• _Task directions_
Find all lines in the listing that include the word "права", then copy them.

(Saved entries)

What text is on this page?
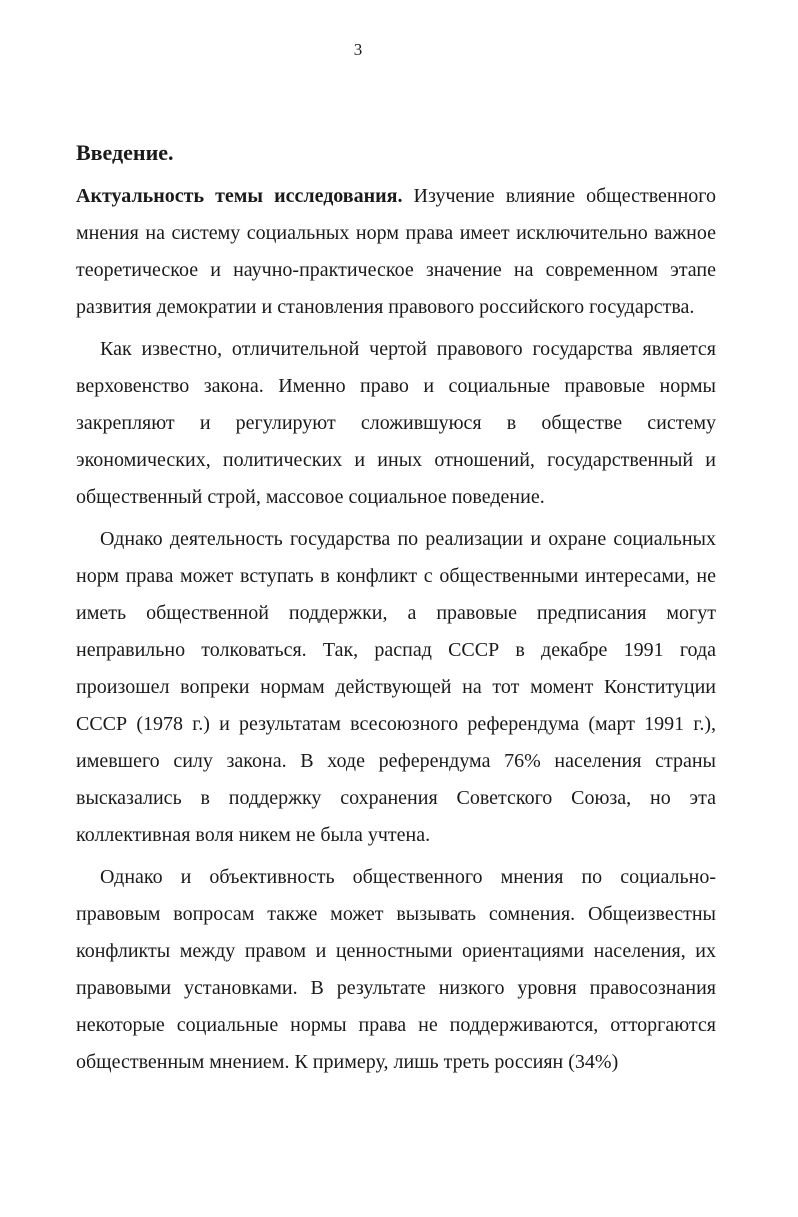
3
Введение.

Актуальность темы исследования. Изучение влияние общественного мнения на систему социальных норм права имеет исключительно важное теоретическое и научно-практическое значение на современном этапе развития демократии и становления правового российского государства.

Как известно, отличительной чертой правового государства является верховенство закона. Именно право и социальные правовые нормы закрепляют и регулируют сложившуюся в обществе систему экономических, политических и иных отношений, государственный и общественный строй, массовое социальное поведение.

Однако деятельность государства по реализации и охране социальных норм права может вступать в конфликт с общественными интересами, не иметь общественной поддержки, а правовые предписания могут неправильно толковаться. Так, распад СССР в декабре 1991 года произошел вопреки нормам действующей на тот момент Конституции СССР (1978 г.) и результатам всесоюзного референдума (март 1991 г.), имевшего силу закона. В ходе референдума 76% населения страны высказались в поддержку сохранения Советского Союза, но эта коллективная воля никем не была учтена.

Однако и объективность общественного мнения по социально-правовым вопросам также может вызывать сомнения. Общеизвестны конфликты между правом и ценностными ориентациями населения, их правовыми установками. В результате низкого уровня правосознания некоторые социальные нормы права не поддерживаются, отторгаются общественным мнением. К примеру, лишь треть россиян (34%)
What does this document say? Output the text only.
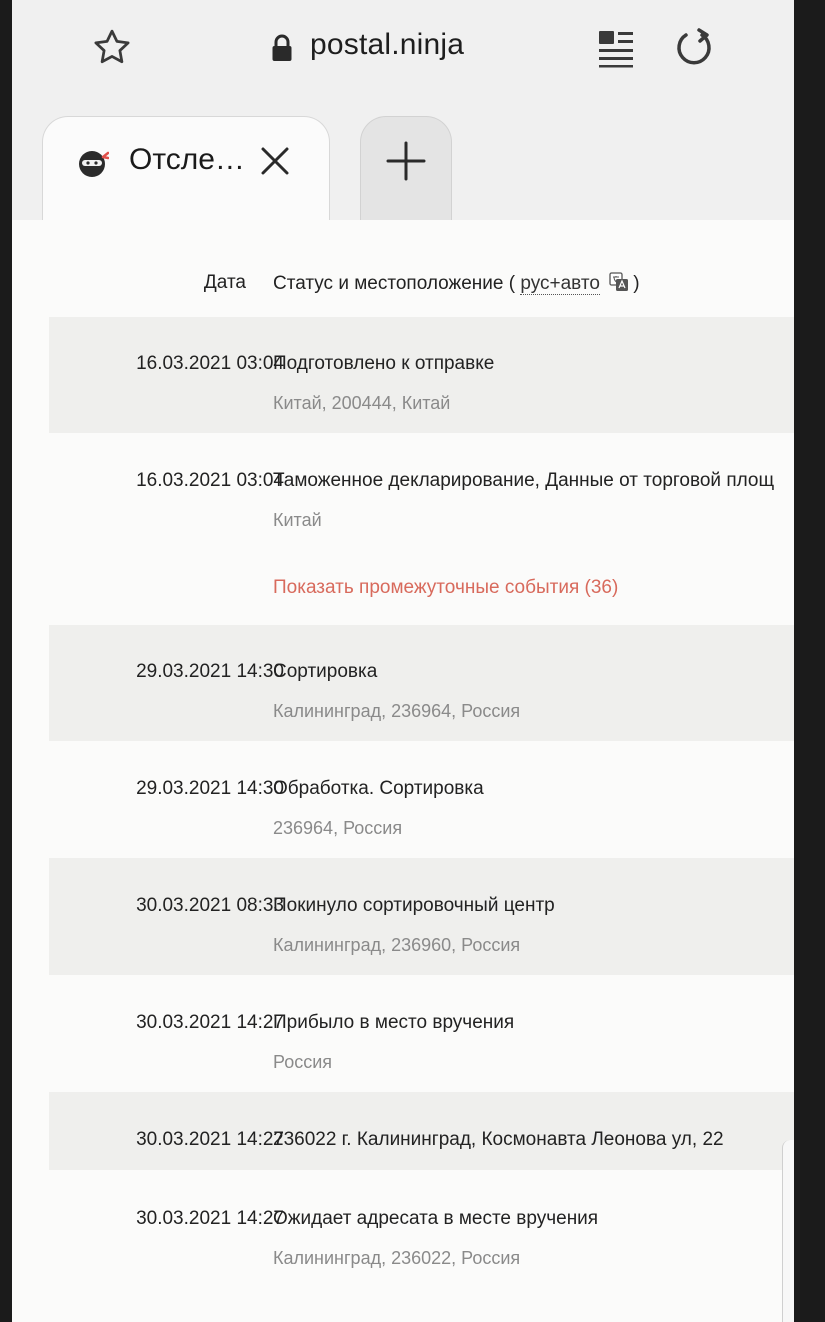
postal.ninja
Отсле…
Дата Статус и местоположение ( рус+авто )
16.03.2021 03:04
Подготовлено к отправке
Китай, 200444, Китай
16.03.2021 03:04
Таможенное декларирование, Данные от торговой площ
Китай
Показать промежуточные события (36)
29.03.2021 14:30
Сортировка
Калининград, 236964, Россия
29.03.2021 14:30
Обработка. Сортировка
236964, Россия
30.03.2021 08:33
Покинуло сортировочный центр
Калининград, 236960, Россия
30.03.2021 14:27
Прибыло в место вручения
Россия
30.03.2021 14:27
236022 г. Калининград, Космонавта Леонова ул, 22
30.03.2021 14:27
Ожидает адресата в месте вручения
Калининград, 236022, Россия
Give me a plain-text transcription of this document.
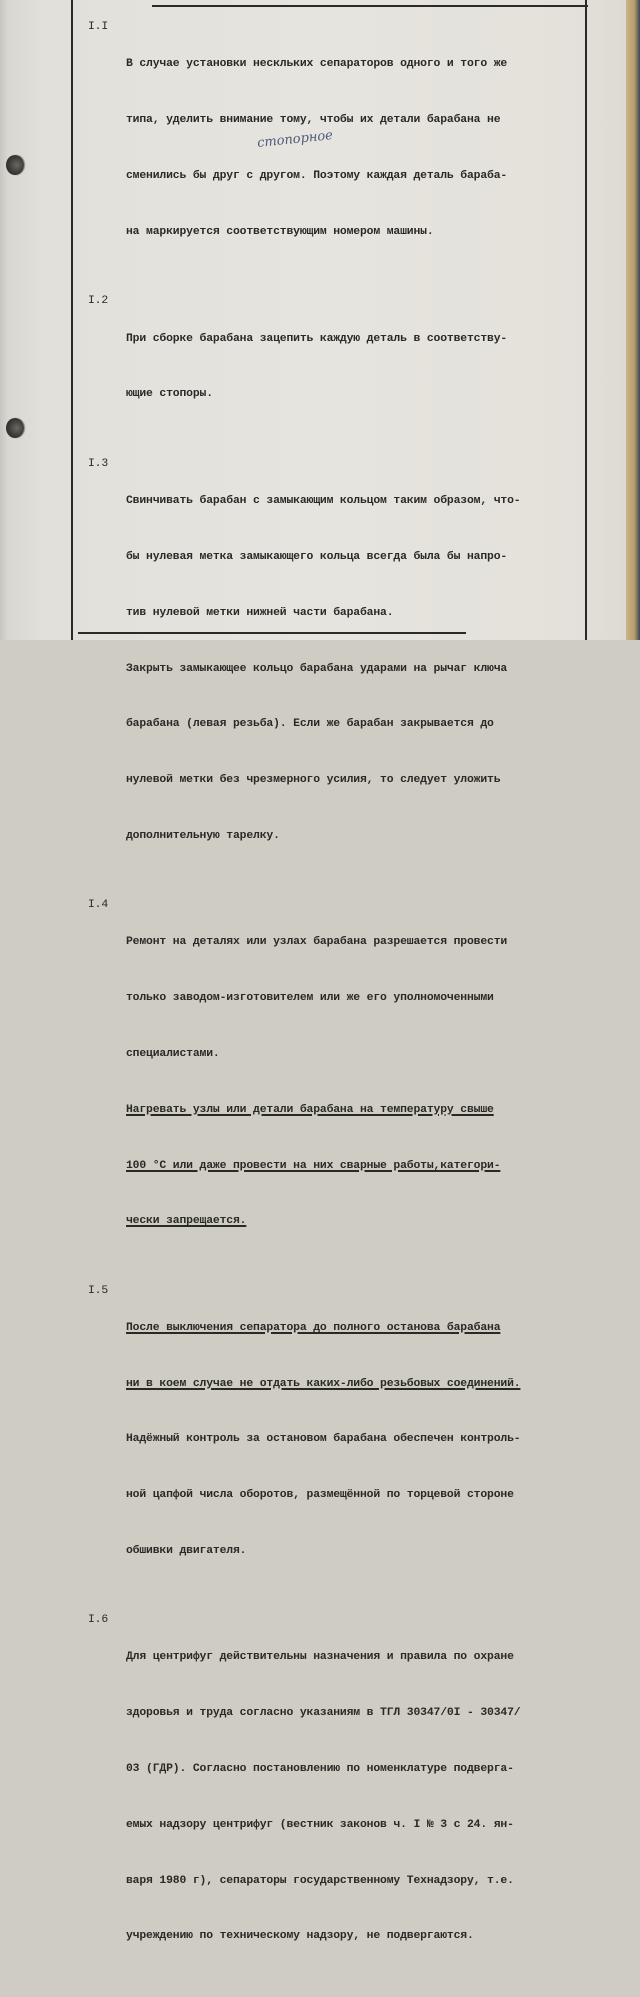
стопорное
I.I

В случае установки нескльких сепараторов одного и того же

типа, уделить внимание тому, чтобы их детали барабана не

сменились бы друг с другом. Поэтому каждая деталь бараба-

на маркируется соответствующим номером машины.

I.2

При сборке барабана зацепить каждую деталь в соответству-

ющие стопоры.

I.3

Свинчивать барабан с замыкающим кольцом таким образом, что-

бы нулевая метка замыкающего кольца всегда была бы напро-

тив нулевой метки нижней части барабана.

Закрыть замыкающее кольцо барабана ударами на рычаг ключа

барабана (левая резьба). Если же барабан закрывается до

нулевой метки без чрезмерного усилия, то следует уложить

дополнительную тарелку.

I.4

Ремонт на деталях или узлах барабана разрешается провести

только заводом-изготовителем или же его уполномоченными

специалистами.

Нагревать узлы или детали барабана на температуру свыше

100 °С или даже провести на них сварные работы,категори-

чески запрещается.

I.5

После выключения сепаратора до полного останова барабана

ни в коем случае не отдать каких-либо резьбовых соединений.

Надёжный контроль за остановом барабана обеспечен контроль-

ной цапфой числа оборотов, размещённой по торцевой стороне

обшивки двигателя.

I.6

Для центрифуг действительны назначения и правила по охране

здоровья и труда согласно указаниям в ТГЛ 30347/0I - 30347/

03 (ГДР). Согласно постановлению по номенклатуре подверга-

емых надзору центрифуг (вестник законов ч. I № 3 с 24. ян-

варя 1980 г), сепараторы государственному Технадзору, т.е.

учреждению по техническому надзору, не подвергаются.
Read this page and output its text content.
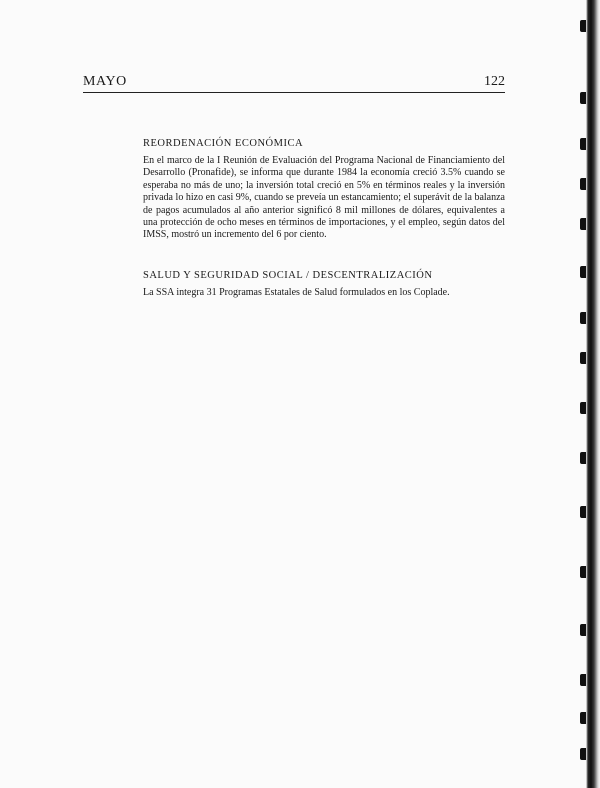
MAYO	122
REORDENACIÓN ECONÓMICA

En el marco de la I Reunión de Evaluación del Programa Nacional de Financiamiento del Desarrollo (Pronafide), se informa que durante 1984 la economía creció 3.5% cuando se esperaba no más de uno; la inversión total creció en 5% en términos reales y la inversión privada lo hizo en casi 9%, cuando se preveía un estancamiento; el superávit de la balanza de pagos acumulados al año anterior significó 8 mil millones de dólares, equivalentes a una protección de ocho meses en términos de importaciones, y el empleo, según datos del IMSS, mostró un incremento del 6 por ciento.

SALUD Y SEGURIDAD SOCIAL / DESCENTRALIZACIÓN

La SSA integra 31 Programas Estatales de Salud formulados en los Coplade.
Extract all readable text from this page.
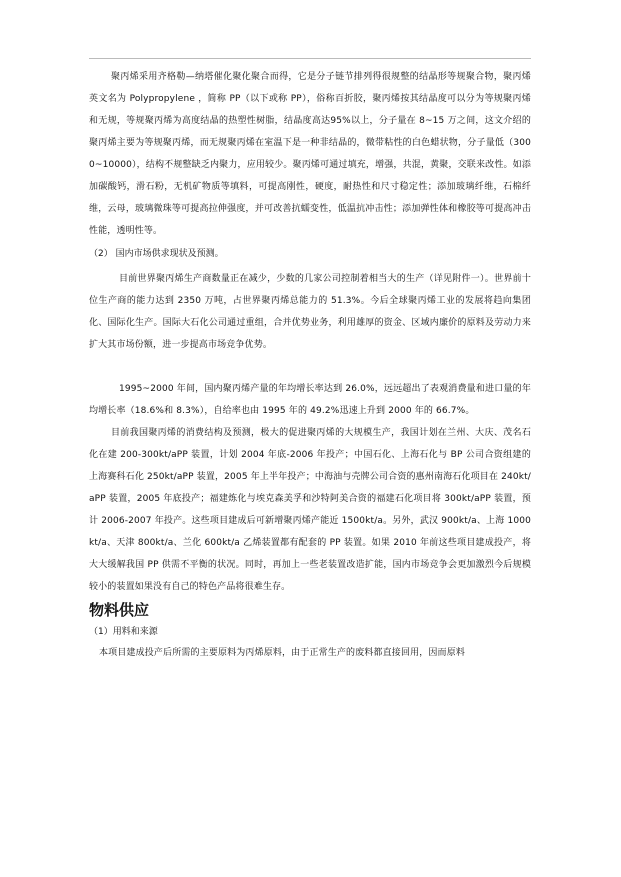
聚丙烯采用齐格勒—纳塔催化聚化聚合而得，它是分子链节排列得很规整的结晶形等规聚合物，聚丙烯英文名为 Polypropylene ，简称 PP（以下或称 PP），俗称百折胶，聚丙烯按其结晶度可以分为等规聚丙烯和无规，等规聚丙烯为高度结晶的热塑性树脂，结晶度高达95%以上，分子量在 8~15 万之间，这文介绍的聚丙烯主要为等规聚丙烯，而无规聚丙烯在室温下是一种非结晶的，微带粘性的白色蜡状物，分子量低（3000~10000），结构不规整缺乏内聚力，应用较少。聚丙烯可通过填充，增强，共混，黄聚，交联来改性。如添加碳酸钙，滑石粉，无机矿物质等填料，可提高刚性，硬度，耐热性和尺寸稳定性；添加玻璃纤维，石棉纤维，云母，玻璃微珠等可提高拉伸强度，并可改善抗蠕变性，低温抗冲击性；添加弹性体和橡胶等可提高冲击性能，透明性等。

（2） 国内市场供求现状及预测。

目前世界聚丙烯生产商数量正在减少，少数的几家公司控制着相当大的生产（详见附件一）。世界前十位生产商的能力达到 2350 万吨，占世界聚丙烯总能力的 51.3%。今后全球聚丙烯工业的发展将趋向集团化、国际化生产。国际大石化公司通过重组，合并优势业务，利用雄厚的资金、区域内廉价的原料及劳动力来扩大其市场份额，进一步提高市场竞争优势。

1995~2000 年间，国内聚丙烯产量的年均增长率达到 26.0%，远远超出了表观消费量和进口量的年均增长率（18.6%和 8.3%），自给率也由 1995 年的 49.2%迅速上升到 2000 年的 66.7%。

目前我国聚丙烯的消费结构及预测，极大的促进聚丙烯的大规模生产，我国计划在兰州、大庆、茂名石化在建 200-300kt/aPP 装置，计划 2004 年底-2006 年投产；中国石化、上海石化与 BP 公司合资组建的上海赛科石化 250kt/aPP 装置，2005 年上半年投产；中海油与壳牌公司合资的惠州南海石化项目在 240kt/aPP 装置，2005 年底投产；福建炼化与埃克森美孚和沙特阿美合资的福建石化项目将 300kt/aPP 装置，预计 2006-2007 年投产。这些项目建成后可新增聚丙烯产能近 1500kt/a。另外，武汉 900kt/a、上海 1000kt/a、天津 800kt/a、兰化 600kt/a 乙烯装置都有配套的 PP 装置。如果 2010 年前这些项目建成投产，将大大缓解我国 PP 供需不平衡的状况。同时，再加上一些老装置改造扩能，国内市场竞争会更加激烈今后规模较小的装置如果没有自己的特色产品将很难生存。

物料供应

（1）用料和来源

本项目建成投产后所需的主要原料为丙烯原料，由于正常生产的废料都直接回用，因而原料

• _Solution to this exercise_
Актуальность темы исследования. Изучение влияние общественного мнения на систему социальных норм права имеет исключительно важное теоретическое и научно-практическое значение на современном этапе развития демократии и становления правового российского государства.
Однако деятельность государства по реализации и охране социальных норм права может вступать в конфликт с общественными интересами, не иметь общественной поддержки, а правовые предписания могут неправильно толковаться. Так, распад СССР в декабре 1991 года произошел вопреки нормам действующей на тот момент Конституции СССР (1978 г.) и результатам всесоюзного референдума (март 1991 г.), имевшего силу закона. В ходе референдума 76% населения страны высказались в поддержку сохранения Советского Союза, но эта коллективная воля никем не была учтена.
Однако и объективность общественного мнения по социально-правовым вопросам также может вызывать сомнения. Общеизвестны конфликты между правом и ценностными ориентациями населения, их правовыми установками. В результате низкого уровня правосознания некоторые социальные нормы права не поддерживаются, отторгаются общественным мнением. К примеру, лишь треть россиян (34%)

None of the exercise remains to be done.